[REQUIRED TASK] Below is some material; transcribe all of it exactly.

[MATERIAL]
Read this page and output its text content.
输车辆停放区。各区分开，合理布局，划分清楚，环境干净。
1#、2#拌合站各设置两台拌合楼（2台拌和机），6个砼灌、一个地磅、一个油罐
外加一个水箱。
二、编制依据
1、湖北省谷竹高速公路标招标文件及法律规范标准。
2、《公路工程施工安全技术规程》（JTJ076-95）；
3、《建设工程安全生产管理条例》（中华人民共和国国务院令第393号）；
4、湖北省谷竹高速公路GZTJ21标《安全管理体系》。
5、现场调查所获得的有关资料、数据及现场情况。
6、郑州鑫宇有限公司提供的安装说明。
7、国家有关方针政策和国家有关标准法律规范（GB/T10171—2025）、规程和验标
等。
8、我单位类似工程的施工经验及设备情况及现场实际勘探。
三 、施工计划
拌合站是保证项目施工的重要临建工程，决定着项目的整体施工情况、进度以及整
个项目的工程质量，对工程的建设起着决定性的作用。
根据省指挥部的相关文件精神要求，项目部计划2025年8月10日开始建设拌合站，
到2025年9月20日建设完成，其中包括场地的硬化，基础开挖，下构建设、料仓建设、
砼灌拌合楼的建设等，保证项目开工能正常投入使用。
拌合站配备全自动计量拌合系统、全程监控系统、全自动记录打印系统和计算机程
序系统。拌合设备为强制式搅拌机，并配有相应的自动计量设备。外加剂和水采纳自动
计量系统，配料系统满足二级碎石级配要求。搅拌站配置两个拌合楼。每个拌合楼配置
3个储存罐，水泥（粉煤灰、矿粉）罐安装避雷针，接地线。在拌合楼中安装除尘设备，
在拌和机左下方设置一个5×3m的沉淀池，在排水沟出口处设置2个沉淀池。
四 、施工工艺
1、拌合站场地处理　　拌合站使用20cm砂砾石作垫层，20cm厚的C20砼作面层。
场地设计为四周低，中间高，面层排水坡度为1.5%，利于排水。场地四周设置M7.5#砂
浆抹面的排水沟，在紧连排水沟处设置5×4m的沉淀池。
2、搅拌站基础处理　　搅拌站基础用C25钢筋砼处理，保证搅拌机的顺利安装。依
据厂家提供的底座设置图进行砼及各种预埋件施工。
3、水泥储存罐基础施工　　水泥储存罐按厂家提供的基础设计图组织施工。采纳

[EXERCISE RESULT]
Read this page and output its text content.
输车辆停放区。各区分开，合理布局，划分清楚，环境干净。
1#、2#拌合站各设置两台拌合楼（2台拌和机），6个砼灌、一个地磅、一个油罐
外加一个水箱。
二、编制依据
1、湖北省谷竹高速公路标招标文件及法律规范标准。
2、《公路工程施工安全技术规程》（JTJ076-95）；
3、《建设工程安全生产管理条例》（中华人民共和国国务院令第393号）；
4、湖北省谷竹高速公路GZTJ21标《安全管理体系》。
5、现场调查所获得的有关资料、数据及现场情况。
6、郑州鑫宇有限公司提供的安装说明。
7、国家有关方针政策和国家有关标准法律规范（GB/T10171—2025）、规程和验标
等。
8、我单位类似工程的施工经验及设备情况及现场实际勘探。
三 、施工计划
拌合站是保证项目施工的重要临建工程，决定着项目的整体施工情况、进度以及整
个项目的工程质量，对工程的建设起着决定性的作用。
根据省指挥部的相关文件精神要求，项目部计划2025年8月10日开始建设拌合站，
到2025年9月20日建设完成，其中包括场地的硬化，基础开挖，下构建设、料仓建设、
砼灌拌合楼的建设等，保证项目开工能正常投入使用。
拌合站配备全自动计量拌合系统、全程监控系统、全自动记录打印系统和计算机程
序系统。拌合设备为强制式搅拌机，并配有相应的自动计量设备。外加剂和水采纳自动
计量系统，配料系统满足二级碎石级配要求。搅拌站配置两个拌合楼。每个拌合楼配置
3个储存罐，水泥（粉煤灰、矿粉）罐安装避雷针，接地线。在拌合楼中安装除尘设备，
在拌和机左下方设置一个5×3m的沉淀池，在排水沟出口处设置2个沉淀池。
四 、施工工艺
1、拌合站场地处理　　拌合站使用20cm砂砾石作垫层，20cm厚的C20砼作面层。
场地设计为四周低，中间高，面层排水坡度为1.5%，利于排水。场地四周设置M7.5#砂
浆抹面的排水沟，在紧连排水沟处设置5×4m的沉淀池。
2、搅拌站基础处理　　搅拌站基础用C25钢筋砼处理，保证搅拌机的顺利安装。依
据厂家提供的底座设置图进行砼及各种预埋件施工。
3、水泥储存罐基础施工　　水泥储存罐按厂家提供的基础设计图组织施工。采纳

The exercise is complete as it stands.